(Stated exercise) Omit all images, then return the remaining material exactly as it stands.

(Excerpted records)

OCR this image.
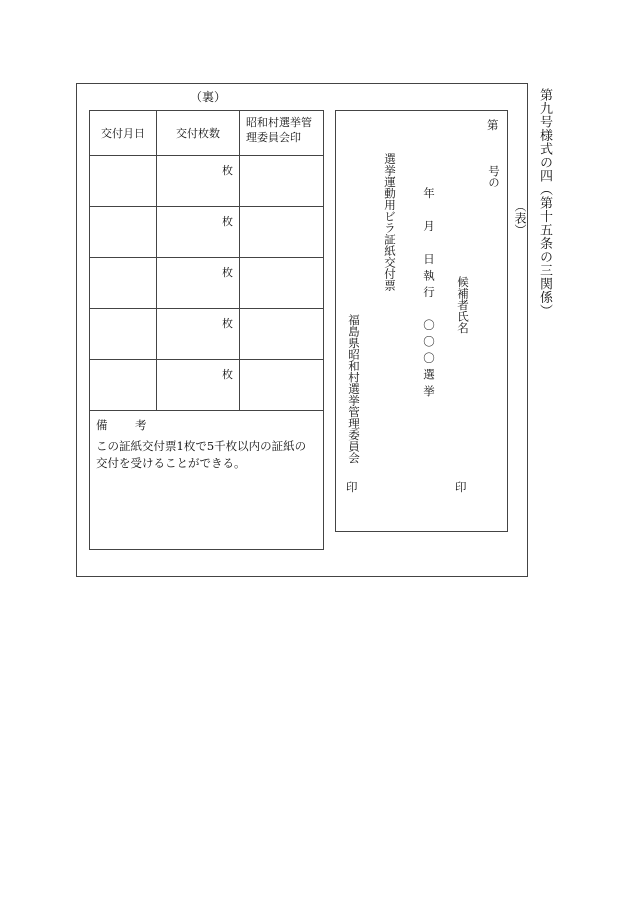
第九号様式の四（第十五条の三関係）
（裏）
交付月日	交付枚数	昭和村選挙管理委員会印

	枚	

	枚	

	枚	

	枚	

	枚	

備　考
この証紙交付票1枚で5千枚以内の証紙の交付を受けることができる。		
（表）
第
号の
候補者氏名
印
年　月　日執行　〇〇〇選挙
選挙運動用ビラ証紙交付票
福島県昭和村選挙管理委員会
印
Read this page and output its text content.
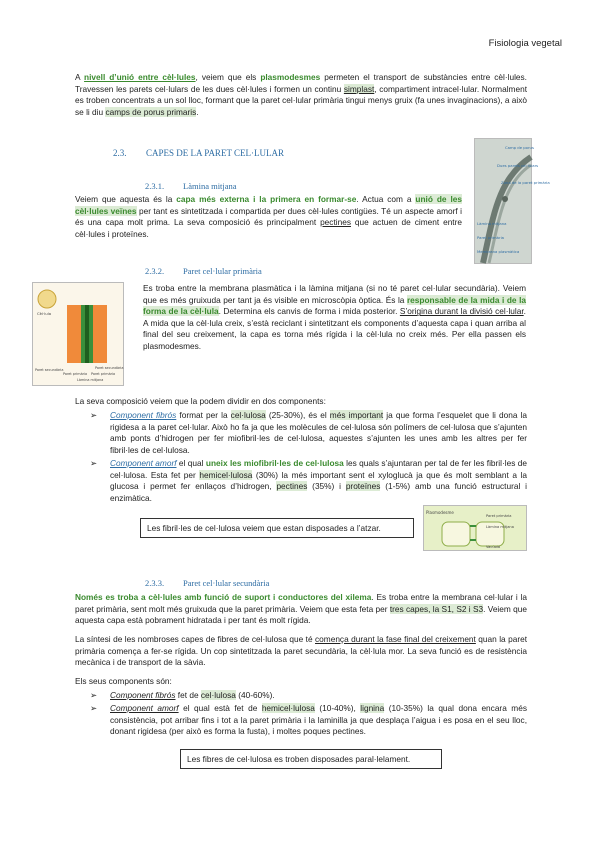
Fisiologia vegetal
A nivell d’unió entre cèl·lules, veiem que els plasmodesmes permeten el transport de substàncies entre cèl·lules. Travessen les parets cel·lulars de les dues cèl·lules i formen un continu simplast, compartiment intracel·lular. Normalment es troben concentrats a un sol lloc, formant que la paret cel·lular primària tingui menys gruix (fa unes invaginacions), a això se li diu camps de porus primaris.
2.3. CAPES DE LA PARET CEL·LULAR
Camp de porus
Dues parets cel·lulars
Zona de la paret primària
Làmina mitjana
Paret primària
Membrana plasmàtica
2.3.1. Làmina mitjana
Veiem que aquesta és la capa més externa i la primera en formar-se. Actua com a unió de les cèl·lules veïnes per tant es sintetitzada i compartida per dues cèl·lules contigües. Té un aspecte amorf i és una capa molt prima. La seva composició és principalment pectines que actuen de ciment entre cèl·lules i proteïnes.
2.3.2. Paret cel·lular primària
Cèl·lula
Paret secundària
Paret primària
Làmina mitjana
Paret primària
Paret secundària
Es troba entre la membrana plasmàtica i la làmina mitjana (si no té paret cel·lular secundària). Veiem que es més gruixuda per tant ja és visible en microscòpia òptica. És la responsable de la mida i de la forma de la cèl·lula. Determina els canvis de forma i mida posterior. S’origina durant la divisió cel·lular. A mida que la cèl·lula creix, s’està reciclant i sintetitzant els components d’aquesta capa i quan arriba al final del seu creixement, la capa es torna més rígida i la cèl·lula no creix més. Per ella passen els plasmodesmes.
La seva composició veiem que la podem dividir en dos components:
➢ Component fibrós format per la cel·lulosa (25-30%), és el més important ja que forma l’esquelet que li dona la rigidesa a la paret cel·lular. Això ho fa ja que les molècules de cel·lulosa són polímers de cel·lulosa que s’ajunten amb ponts d’hidrogen per fer miofibril·les de cel·lulosa, aquestes s’ajunten les unes amb les altres per fer fibril·les de cel·lulosa.
➢ Component amorf el qual uneix les miofibril·les de cel·lulosa les quals s’ajuntaran per tal de fer les fibril·les de cel·lulosa. Esta fet per hemicel·lulosa (30%) la més important sent el xyloglucà ja que és molt semblant a la glucosa i permet fer enllaços d’hidrogen, pectines (35%) i proteïnes (1-5%) amb una funció estructural i enzimàtica.
Les fibril·les de cel·lulosa veiem que estan disposades a l’atzar.
Plasmodesme
Paret primària
Làmina mitjana
Vacúola
2.3.3. Paret cel·lular secundària
Només es troba a cèl·lules amb funció de suport i conductores del xilema. Es troba entre la membrana cel·lular i la paret primària, sent molt més gruixuda que la paret primària. Veiem que esta feta per tres capes, la S1, S2 i S3. Veiem que aquesta capa està pobrament hidratada i per tant és molt rígida.
La síntesi de les nombroses capes de fibres de cel·lulosa que té comença durant la fase final del creixement quan la paret primària comença a fer-se rígida. Un cop sintetitzada la paret secundària, la cèl·lula mor. La seva funció es de resistència mecànica i de transport de la sàvia.
Els seus components són:
➢ Component fibrós fet de cel·lulosa (40-60%).
➢ Component amorf el qual està fet de hemicel·lulosa (10-40%), lignina (10-35%) la qual dona encara més consistència, pot arribar fins i tot a la paret primària i la laminilla ja que desplaça l’aigua i es posa en el seu lloc, donant rigidesa (per això es forma la fusta), i moltes poques pectines.
Les fibres de cel·lulosa es troben disposades paral·lelament.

(Finished task)
OCR this image.
第九号様式の四（第十五条の三関係）
（裏）
交付月日	交付枚数	昭和村選挙管理委員会印

	枚	

	枚	

	枚	

	枚	

	枚	

備　考
この証紙交付票1枚で5千枚以内の証紙の交付を受けることができる。		
（表）
第
号の
候補者氏名
印
年　月　日執行　〇〇〇選挙
選挙運動用ビラ証紙交付票
福島県昭和村選挙管理委員会
印
Read this page and output its text content.
Fisiologia vegetal
A nivell d’unió entre cèl·lules, veiem que els plasmodesmes permeten el transport de substàncies entre cèl·lules. Travessen les parets cel·lulars de les dues cèl·lules i formen un continu simplast, compartiment intracel·lular. Normalment es troben concentrats a un sol lloc, formant que la paret cel·lular primària tingui menys gruix (fa unes invaginacions), a això se li diu camps de porus primaris.
2.3. CAPES DE LA PARET CEL·LULAR
Camp de porus
Dues parets cel·lulars
Zona de la paret primària
Làmina mitjana
Paret primària
Membrana plasmàtica
2.3.1. Làmina mitjana
Veiem que aquesta és la capa més externa i la primera en formar-se. Actua com a unió de les cèl·lules veïnes per tant es sintetitzada i compartida per dues cèl·lules contigües. Té un aspecte amorf i és una capa molt prima. La seva composició és principalment pectines que actuen de ciment entre cèl·lules i proteïnes.
2.3.2. Paret cel·lular primària
Cèl·lula
Paret secundària
Paret primària
Làmina mitjana
Paret primària
Paret secundària
Es troba entre la membrana plasmàtica i la làmina mitjana (si no té paret cel·lular secundària). Veiem que es més gruixuda per tant ja és visible en microscòpia òptica. És la responsable de la mida i de la forma de la cèl·lula. Determina els canvis de forma i mida posterior. S’origina durant la divisió cel·lular. A mida que la cèl·lula creix, s’està reciclant i sintetitzant els components d’aquesta capa i quan arriba al final del seu creixement, la capa es torna més rígida i la cèl·lula no creix més. Per ella passen els plasmodesmes.
La seva composició veiem que la podem dividir en dos components:
➢ Component fibrós format per la cel·lulosa (25-30%), és el més important ja que forma l’esquelet que li dona la rigidesa a la paret cel·lular. Això ho fa ja que les molècules de cel·lulosa són polímers de cel·lulosa que s’ajunten amb ponts d’hidrogen per fer miofibril·les de cel·lulosa, aquestes s’ajunten les unes amb les altres per fer fibril·les de cel·lulosa.
➢ Component amorf el qual uneix les miofibril·les de cel·lulosa les quals s’ajuntaran per tal de fer les fibril·les de cel·lulosa. Esta fet per hemicel·lulosa (30%) la més important sent el xyloglucà ja que és molt semblant a la glucosa i permet fer enllaços d’hidrogen, pectines (35%) i proteïnes (1-5%) amb una funció estructural i enzimàtica.
Les fibril·les de cel·lulosa veiem que estan disposades a l’atzar.
Plasmodesme
Paret primària
Làmina mitjana
Vacúola
2.3.3. Paret cel·lular secundària
Només es troba a cèl·lules amb funció de suport i conductores del xilema. Es troba entre la membrana cel·lular i la paret primària, sent molt més gruixuda que la paret primària. Veiem que esta feta per tres capes, la S1, S2 i S3. Veiem que aquesta capa està pobrament hidratada i per tant és molt rígida.
La síntesi de les nombroses capes de fibres de cel·lulosa que té comença durant la fase final del creixement quan la paret primària comença a fer-se rígida. Un cop sintetitzada la paret secundària, la cèl·lula mor. La seva funció es de resistència mecànica i de transport de la sàvia.
Els seus components són:
➢ Component fibrós fet de cel·lulosa (40-60%).
➢ Component amorf el qual està fet de hemicel·lulosa (10-40%), lignina (10-35%) la qual dona encara més consistència, pot arribar fins i tot a la paret primària i la laminilla ja que desplaça l’aigua i es posa en el seu lloc, donant rigidesa (per això es forma la fusta), i moltes poques pectines.
Les fibres de cel·lulosa es troben disposades paral·lelament.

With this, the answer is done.